Exercise description -
Return all of the data exactly as written, without the pictures.

Data records
━━━━━━

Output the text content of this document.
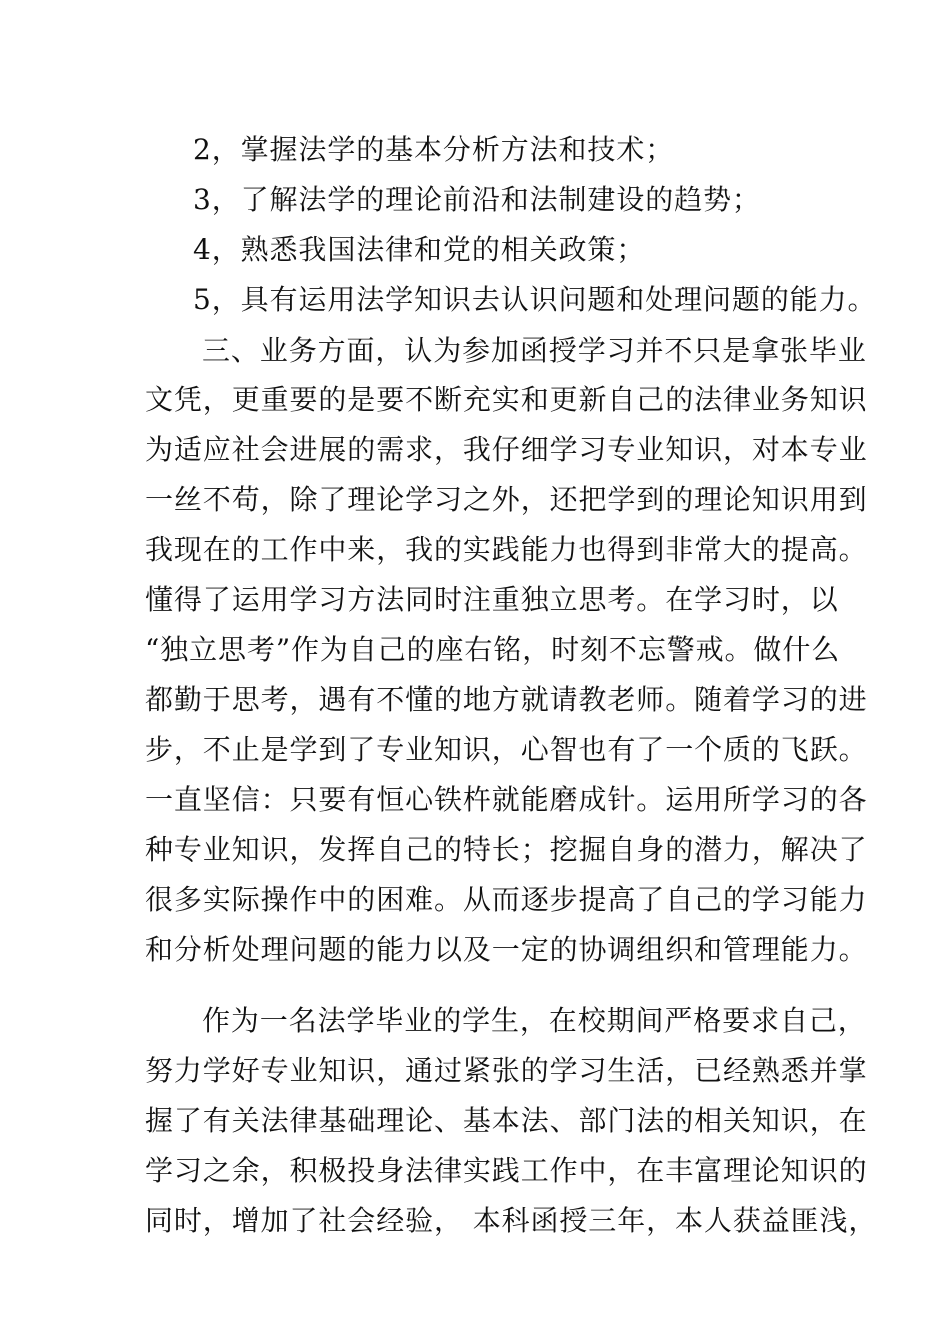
2，掌握法学的基本分析方法和技术；
3，了解法学的理论前沿和法制建设的趋势；
4，熟悉我国法律和党的相关政策；
5，具有运用法学知识去认识问题和处理问题的能力。
三、业务方面，认为参加函授学习并不只是拿张毕业
文凭，更重要的是要不断充实和更新自己的法律业务知识
为适应社会进展的需求，我仔细学习专业知识，对本专业
一丝不苟，除了理论学习之外，还把学到的理论知识用到
我现在的工作中来，我的实践能力也得到非常大的提高。
懂得了运用学习方法同时注重独立思考。在学习时，以
“独立思考”作为自己的座右铭，时刻不忘警戒。做什么
都勤于思考，遇有不懂的地方就请教老师。随着学习的进
步，不止是学到了专业知识，心智也有了一个质的飞跃。
一直坚信：只要有恒心铁杵就能磨成针。运用所学习的各
种专业知识，发挥自己的特长；挖掘自身的潜力，解决了
很多实际操作中的困难。从而逐步提高了自己的学习能力
和分析处理问题的能力以及一定的协调组织和管理能力。
作为一名法学毕业的学生，在校期间严格要求自己，
努力学好专业知识，通过紧张的学习生活，已经熟悉并掌
握了有关法律基础理论、基本法、部门法的相关知识，在
学习之余，积极投身法律实践工作中，在丰富理论知识的
同时，增加了社会经验， 本科函授三年，本人获益匪浅，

━━━━━━

Final result -
Output the text content of this document.
2，掌握法学的基本分析方法和技术；
3，了解法学的理论前沿和法制建设的趋势；
4，熟悉我国法律和党的相关政策；
5，具有运用法学知识去认识问题和处理问题的能力。
三、业务方面，认为参加函授学习并不只是拿张毕业
文凭，更重要的是要不断充实和更新自己的法律业务知识
为适应社会进展的需求，我仔细学习专业知识，对本专业
一丝不苟，除了理论学习之外，还把学到的理论知识用到
我现在的工作中来，我的实践能力也得到非常大的提高。
懂得了运用学习方法同时注重独立思考。在学习时，以
“独立思考”作为自己的座右铭，时刻不忘警戒。做什么
都勤于思考，遇有不懂的地方就请教老师。随着学习的进
步，不止是学到了专业知识，心智也有了一个质的飞跃。
一直坚信：只要有恒心铁杵就能磨成针。运用所学习的各
种专业知识，发挥自己的特长；挖掘自身的潜力，解决了
很多实际操作中的困难。从而逐步提高了自己的学习能力
和分析处理问题的能力以及一定的协调组织和管理能力。
作为一名法学毕业的学生，在校期间严格要求自己，
努力学好专业知识，通过紧张的学习生活，已经熟悉并掌
握了有关法律基础理论、基本法、部门法的相关知识，在
学习之余，积极投身法律实践工作中，在丰富理论知识的
同时，增加了社会经验， 本科函授三年，本人获益匪浅，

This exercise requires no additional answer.